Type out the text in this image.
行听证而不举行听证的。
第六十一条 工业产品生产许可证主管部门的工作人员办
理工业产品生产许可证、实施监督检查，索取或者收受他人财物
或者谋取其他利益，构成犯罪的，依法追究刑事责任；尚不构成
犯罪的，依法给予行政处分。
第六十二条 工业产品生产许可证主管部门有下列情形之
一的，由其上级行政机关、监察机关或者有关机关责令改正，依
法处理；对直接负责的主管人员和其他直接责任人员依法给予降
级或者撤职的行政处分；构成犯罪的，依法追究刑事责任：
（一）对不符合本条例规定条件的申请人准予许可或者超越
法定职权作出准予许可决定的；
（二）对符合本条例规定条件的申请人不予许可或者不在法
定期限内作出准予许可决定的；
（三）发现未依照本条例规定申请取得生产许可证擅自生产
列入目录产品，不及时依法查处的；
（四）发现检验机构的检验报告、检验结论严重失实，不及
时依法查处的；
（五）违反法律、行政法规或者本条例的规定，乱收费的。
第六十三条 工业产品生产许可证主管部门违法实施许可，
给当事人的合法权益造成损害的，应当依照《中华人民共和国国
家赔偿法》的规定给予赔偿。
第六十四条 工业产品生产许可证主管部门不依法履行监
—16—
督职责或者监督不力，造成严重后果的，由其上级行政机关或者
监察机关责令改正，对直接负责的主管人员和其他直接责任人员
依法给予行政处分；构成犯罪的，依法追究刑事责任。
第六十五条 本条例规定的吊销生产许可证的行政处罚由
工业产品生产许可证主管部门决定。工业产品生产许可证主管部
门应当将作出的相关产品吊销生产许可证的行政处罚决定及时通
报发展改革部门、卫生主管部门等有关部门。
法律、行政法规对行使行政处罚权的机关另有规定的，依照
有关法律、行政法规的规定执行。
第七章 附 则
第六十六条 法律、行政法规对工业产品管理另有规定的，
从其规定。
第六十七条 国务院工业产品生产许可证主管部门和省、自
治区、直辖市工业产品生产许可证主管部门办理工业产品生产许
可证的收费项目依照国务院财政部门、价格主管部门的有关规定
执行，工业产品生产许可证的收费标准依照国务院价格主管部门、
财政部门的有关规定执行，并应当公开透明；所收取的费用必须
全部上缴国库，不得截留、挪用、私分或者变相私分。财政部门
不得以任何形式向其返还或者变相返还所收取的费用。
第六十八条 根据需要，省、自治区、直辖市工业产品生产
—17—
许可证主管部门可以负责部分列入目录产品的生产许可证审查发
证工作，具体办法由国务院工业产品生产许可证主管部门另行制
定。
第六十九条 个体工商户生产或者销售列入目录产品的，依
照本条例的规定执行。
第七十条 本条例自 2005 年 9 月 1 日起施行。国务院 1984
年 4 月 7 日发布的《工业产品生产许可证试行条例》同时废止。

·····

Written exercise = Write out the whole listing again. Match it word for word.

Solution to this exercise =
Type out the text in this image.
行听证而不举行听证的。
第六十一条 工业产品生产许可证主管部门的工作人员办
理工业产品生产许可证、实施监督检查，索取或者收受他人财物
或者谋取其他利益，构成犯罪的，依法追究刑事责任；尚不构成
犯罪的，依法给予行政处分。
第六十二条 工业产品生产许可证主管部门有下列情形之
一的，由其上级行政机关、监察机关或者有关机关责令改正，依
法处理；对直接负责的主管人员和其他直接责任人员依法给予降
级或者撤职的行政处分；构成犯罪的，依法追究刑事责任：
（一）对不符合本条例规定条件的申请人准予许可或者超越
法定职权作出准予许可决定的；
（二）对符合本条例规定条件的申请人不予许可或者不在法
定期限内作出准予许可决定的；
（三）发现未依照本条例规定申请取得生产许可证擅自生产
列入目录产品，不及时依法查处的；
（四）发现检验机构的检验报告、检验结论严重失实，不及
时依法查处的；
（五）违反法律、行政法规或者本条例的规定，乱收费的。
第六十三条 工业产品生产许可证主管部门违法实施许可，
给当事人的合法权益造成损害的，应当依照《中华人民共和国国
家赔偿法》的规定给予赔偿。
第六十四条 工业产品生产许可证主管部门不依法履行监
—16—
督职责或者监督不力，造成严重后果的，由其上级行政机关或者
监察机关责令改正，对直接负责的主管人员和其他直接责任人员
依法给予行政处分；构成犯罪的，依法追究刑事责任。
第六十五条 本条例规定的吊销生产许可证的行政处罚由
工业产品生产许可证主管部门决定。工业产品生产许可证主管部
门应当将作出的相关产品吊销生产许可证的行政处罚决定及时通
报发展改革部门、卫生主管部门等有关部门。
法律、行政法规对行使行政处罚权的机关另有规定的，依照
有关法律、行政法规的规定执行。
第七章 附 则
第六十六条 法律、行政法规对工业产品管理另有规定的，
从其规定。
第六十七条 国务院工业产品生产许可证主管部门和省、自
治区、直辖市工业产品生产许可证主管部门办理工业产品生产许
可证的收费项目依照国务院财政部门、价格主管部门的有关规定
执行，工业产品生产许可证的收费标准依照国务院价格主管部门、
财政部门的有关规定执行，并应当公开透明；所收取的费用必须
全部上缴国库，不得截留、挪用、私分或者变相私分。财政部门
不得以任何形式向其返还或者变相返还所收取的费用。
第六十八条 根据需要，省、自治区、直辖市工业产品生产
—17—
许可证主管部门可以负责部分列入目录产品的生产许可证审查发
证工作，具体办法由国务院工业产品生产许可证主管部门另行制
定。
第六十九条 个体工商户生产或者销售列入目录产品的，依
照本条例的规定执行。
第七十条 本条例自 2005 年 9 月 1 日起施行。国务院 1984
年 4 月 7 日发布的《工业产品生产许可证试行条例》同时废止。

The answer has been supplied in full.